EXERCISE
Pull out every line of the listing below that contains the string "value". Case counts.
begin INPUT DATA
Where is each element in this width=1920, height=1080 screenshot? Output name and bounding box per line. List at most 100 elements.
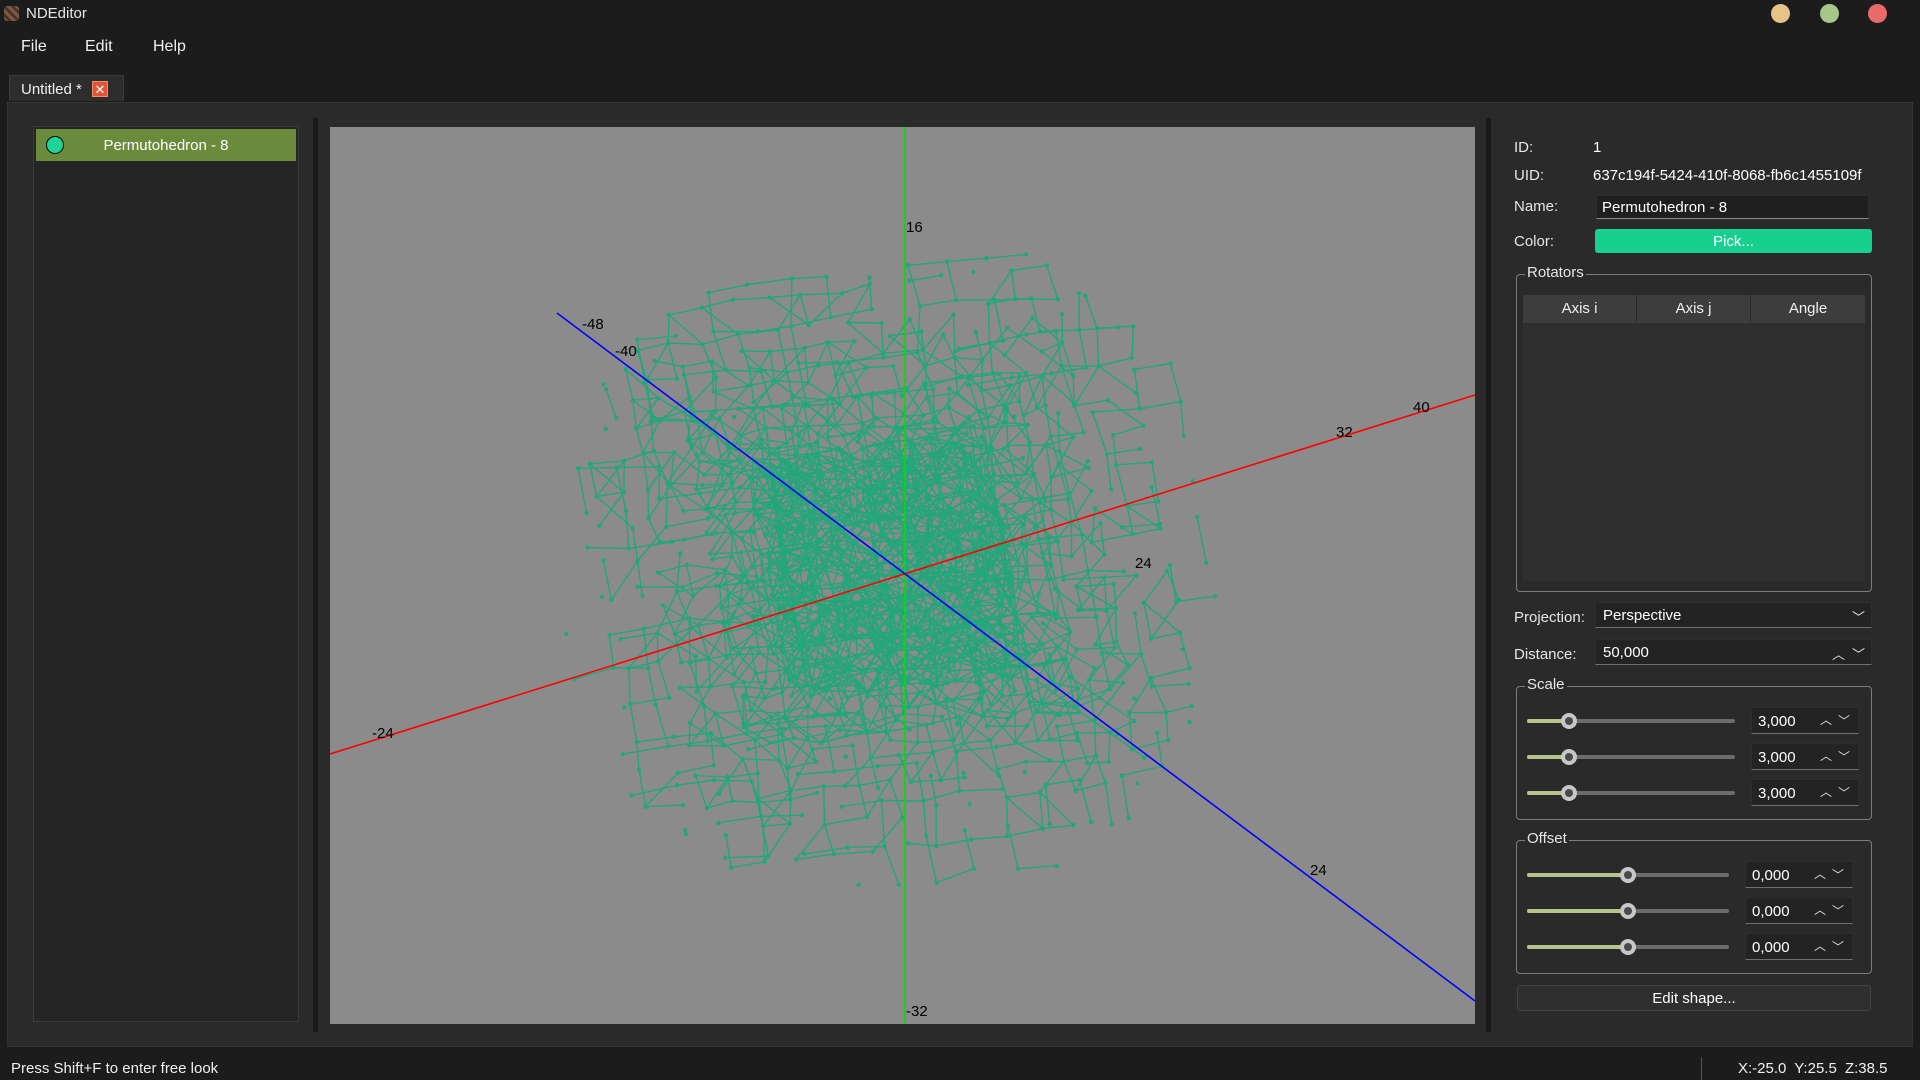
- tick-label: 24: [1135, 555, 1152, 572]
- rotators-table-body[interactable]: [1523, 323, 1865, 581]
- minimize-button[interactable]: [1771, 4, 1790, 23]
- tick-label: -32: [906, 1003, 928, 1020]
- scale-group: Scale 3,000 ︿ ﹀ 3,000 ︿ ﹀ 3,000 ︿ ﹀: [1516, 676, 1872, 820]
- close-tab-icon[interactable]: ✕: [92, 81, 108, 97]
- 3d-viewport[interactable]: -24 24 32 40 16 -32 -48 -40 24: [330, 127, 1475, 1024]
- tab-label: Untitled *: [21, 81, 82, 98]
- offset-spinbox[interactable]: 0,000 ︿ ﹀: [1745, 861, 1853, 888]
- offset-spinbox[interactable]: 0,000 ︿ ﹀: [1745, 897, 1853, 924]
- menu-file[interactable]: File: [21, 38, 47, 56]
- id-value: 1: [1593, 139, 1602, 156]
- slider-handle: [1560, 749, 1577, 765]
- title-bar: NDEditor: [0, 0, 1920, 28]
- scale-value: 3,000: [1758, 785, 1796, 802]
- close-window-button[interactable]: [1868, 4, 1887, 23]
- tab-untitled[interactable]: Untitled * ✕: [9, 75, 124, 101]
- tick-label: -24: [372, 725, 394, 742]
- column-header-angle[interactable]: Angle: [1751, 295, 1865, 323]
- column-header-axis-j[interactable]: Axis j: [1637, 295, 1751, 323]
- shape-label: Permutohedron - 8: [103, 137, 229, 154]
- name-label: Name:: [1514, 198, 1559, 215]
- status-bar: Press Shift+F to enter free look X:-25.0…: [0, 1057, 1920, 1080]
- edit-shape-button[interactable]: Edit shape...: [1517, 985, 1871, 1011]
- offset-spinbox[interactable]: 0,000 ︿ ﹀: [1745, 933, 1853, 960]
- shape-list: Permutohedron - 8: [33, 126, 299, 1022]
- chevron-down-icon[interactable]: ﹀: [1832, 902, 1844, 919]
- scale-slider[interactable]: [1527, 713, 1735, 729]
- offset-value: 0,000: [1752, 939, 1790, 956]
- properties-panel: ID: 1 UID: 637c194f-5424-410f-8068-fb6c1…: [1500, 126, 1900, 1026]
- window-title: NDEditor: [26, 5, 87, 22]
- chevron-up-icon[interactable]: ︿: [1814, 937, 1826, 954]
- id-label: ID:: [1514, 139, 1534, 156]
- chevron-down-icon[interactable]: ﹀: [1832, 866, 1844, 883]
- scale-value: 3,000: [1758, 749, 1796, 766]
- tick-label: -48: [582, 316, 604, 333]
- column-header-axis-i[interactable]: Axis i: [1523, 295, 1637, 323]
- offset-value: 0,000: [1752, 903, 1790, 920]
- tick-label: 24: [1310, 862, 1327, 879]
- scale-spinbox[interactable]: 3,000 ︿ ﹀: [1751, 707, 1859, 734]
- distance-label: Distance:: [1514, 646, 1577, 663]
- scale-spinbox[interactable]: 3,000 ︿ ﹀: [1751, 743, 1859, 770]
- offset-slider[interactable]: [1527, 867, 1729, 883]
- rotators-group: Rotators Axis i Axis j Angle: [1516, 264, 1872, 592]
- pick-color-button[interactable]: Pick...: [1595, 229, 1872, 253]
- uid-value: 637c194f-5424-410f-8068-fb6c1455109f: [1593, 167, 1862, 184]
- offset-slider[interactable]: [1527, 939, 1729, 955]
- chevron-down-icon: ﹀: [1851, 610, 1865, 625]
- offset-group: Offset 0,000 ︿ ﹀ 0,000 ︿ ﹀ 0,000 ︿ ﹀: [1516, 830, 1872, 974]
- left-splitter[interactable]: [313, 118, 318, 1032]
- document-tab-bar: Untitled * ✕: [0, 74, 1920, 102]
- permutohedron-wireframe: [564, 252, 1217, 887]
- tick-label: 16: [906, 219, 923, 236]
- scale-title: Scale: [1525, 676, 1567, 693]
- chevron-down-icon[interactable]: ﹀: [1832, 938, 1844, 955]
- slider-handle: [1620, 903, 1636, 919]
- slider-handle: [1560, 785, 1577, 801]
- menu-edit[interactable]: Edit: [85, 38, 113, 56]
- chevron-down-icon[interactable]: ﹀: [1852, 644, 1865, 663]
- status-hint: Press Shift+F to enter free look: [11, 1060, 219, 1077]
- tick-label: 40: [1413, 399, 1430, 416]
- right-splitter[interactable]: [1486, 118, 1491, 1032]
- slider-handle: [1620, 939, 1636, 955]
- uid-label: UID:: [1514, 167, 1544, 184]
- slider-handle: [1620, 867, 1636, 883]
- chevron-up-icon[interactable]: ︿: [1820, 711, 1832, 728]
- cursor-coordinates: X:-25.0 Y:25.5 Z:38.5: [1738, 1060, 1888, 1077]
- rotators-table-header: Axis i Axis j Angle: [1523, 295, 1865, 323]
- scale-slider[interactable]: [1527, 749, 1735, 765]
- chevron-up-icon[interactable]: ︿: [1832, 644, 1845, 663]
- chevron-up-icon[interactable]: ︿: [1820, 747, 1832, 764]
- tick-label: 32: [1336, 424, 1353, 441]
- viewport-canvas[interactable]: -24 24 32 40 16 -32 -48 -40 24: [330, 127, 1475, 1024]
- name-field[interactable]: [1596, 195, 1869, 219]
- projection-value: Perspective: [1603, 607, 1682, 624]
- scale-slider[interactable]: [1527, 785, 1735, 801]
- status-divider: [1701, 1057, 1702, 1080]
- scale-value: 3,000: [1758, 713, 1796, 730]
- projection-select[interactable]: Perspective ﹀: [1595, 602, 1872, 628]
- slider-handle: [1560, 713, 1577, 729]
- offset-title: Offset: [1525, 830, 1569, 847]
- rotators-title: Rotators: [1525, 264, 1586, 281]
- menu-help[interactable]: Help: [153, 38, 186, 56]
- offset-slider[interactable]: [1527, 903, 1729, 919]
- chevron-up-icon[interactable]: ︿: [1820, 783, 1832, 800]
- maximize-button[interactable]: [1820, 4, 1839, 23]
- tick-label: -40: [615, 343, 637, 360]
- axes: [330, 127, 1475, 1024]
- chevron-down-icon[interactable]: ﹀: [1838, 784, 1850, 801]
- chevron-down-icon[interactable]: ﹀: [1838, 712, 1850, 729]
- projection-label: Projection:: [1514, 609, 1585, 626]
- scale-spinbox[interactable]: 3,000 ︿ ﹀: [1751, 779, 1859, 806]
- chevron-down-icon[interactable]: ﹀: [1838, 748, 1850, 765]
- chevron-up-icon[interactable]: ︿: [1814, 901, 1826, 918]
- distance-spinbox[interactable]: 50,000 ︿ ﹀: [1595, 639, 1872, 665]
- list-item[interactable]: Permutohedron - 8: [36, 129, 296, 161]
- chevron-up-icon[interactable]: ︿: [1814, 865, 1826, 882]
- distance-value: 50,000: [1603, 644, 1649, 661]
- menu-bar: File Edit Help: [0, 28, 1920, 68]
- color-label: Color:: [1514, 233, 1555, 250]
end INPUT DATA
TASK ANSWER
- id-value: 1: [1593, 139, 1602, 156]
- scale-value: 3,000: [1758, 785, 1796, 802]
- offset-value: 0,000: [1752, 939, 1790, 956]
- scale-value: 3,000: [1758, 749, 1796, 766]
- offset-value: 0,000: [1752, 903, 1790, 920]
- uid-value: 637c194f-5424-410f-8068-fb6c1455109f: [1593, 167, 1862, 184]
- projection-value: Perspective: [1603, 607, 1682, 624]
- scale-value: 3,000: [1758, 713, 1796, 730]
- distance-value: 50,000: [1603, 644, 1649, 661]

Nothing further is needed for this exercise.